Reproduce every entry exactly.

##########

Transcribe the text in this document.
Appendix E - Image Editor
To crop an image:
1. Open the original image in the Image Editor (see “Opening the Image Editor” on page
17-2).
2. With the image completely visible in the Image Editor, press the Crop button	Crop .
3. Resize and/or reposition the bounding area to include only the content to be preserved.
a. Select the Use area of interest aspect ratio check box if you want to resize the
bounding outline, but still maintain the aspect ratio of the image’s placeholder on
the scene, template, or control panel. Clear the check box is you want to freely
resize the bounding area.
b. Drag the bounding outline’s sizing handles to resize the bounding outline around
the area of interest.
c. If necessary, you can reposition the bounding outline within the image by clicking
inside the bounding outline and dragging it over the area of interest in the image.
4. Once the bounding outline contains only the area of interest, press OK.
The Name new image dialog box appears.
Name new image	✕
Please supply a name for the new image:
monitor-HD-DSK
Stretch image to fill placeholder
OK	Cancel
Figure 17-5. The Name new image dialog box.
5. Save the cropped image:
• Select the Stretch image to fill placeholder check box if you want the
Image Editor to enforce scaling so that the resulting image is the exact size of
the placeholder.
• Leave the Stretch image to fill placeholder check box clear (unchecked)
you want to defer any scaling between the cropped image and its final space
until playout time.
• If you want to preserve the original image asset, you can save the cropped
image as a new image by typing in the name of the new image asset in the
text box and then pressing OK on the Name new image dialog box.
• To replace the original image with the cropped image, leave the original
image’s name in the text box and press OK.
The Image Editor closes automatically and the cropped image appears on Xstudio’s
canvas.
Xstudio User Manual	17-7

##########

> **Right answer**:
Transcribe the text in this document.
Appendix E - Image Editor
To crop an image:
1. Open the original image in the Image Editor (see “Opening the Image Editor” on page
17-2).
2. With the image completely visible in the Image Editor, press the Crop button	Crop .
3. Resize and/or reposition the bounding area to include only the content to be preserved.
a. Select the Use area of interest aspect ratio check box if you want to resize the
bounding outline, but still maintain the aspect ratio of the image’s placeholder on
the scene, template, or control panel. Clear the check box is you want to freely
resize the bounding area.
b. Drag the bounding outline’s sizing handles to resize the bounding outline around
the area of interest.
c. If necessary, you can reposition the bounding outline within the image by clicking
inside the bounding outline and dragging it over the area of interest in the image.
4. Once the bounding outline contains only the area of interest, press OK.
The Name new image dialog box appears.
Name new image	✕
Please supply a name for the new image:
monitor-HD-DSK
Stretch image to fill placeholder
OK	Cancel
Figure 17-5. The Name new image dialog box.
5. Save the cropped image:
• Select the Stretch image to fill placeholder check box if you want the
Image Editor to enforce scaling so that the resulting image is the exact size of
the placeholder.
• Leave the Stretch image to fill placeholder check box clear (unchecked)
you want to defer any scaling between the cropped image and its final space
until playout time.
• If you want to preserve the original image asset, you can save the cropped
image as a new image by typing in the name of the new image asset in the
text box and then pressing OK on the Name new image dialog box.
• To replace the original image with the cropped image, leave the original
image’s name in the text box and press OK.
The Image Editor closes automatically and the cropped image appears on Xstudio’s
canvas.
Xstudio User Manual	17-7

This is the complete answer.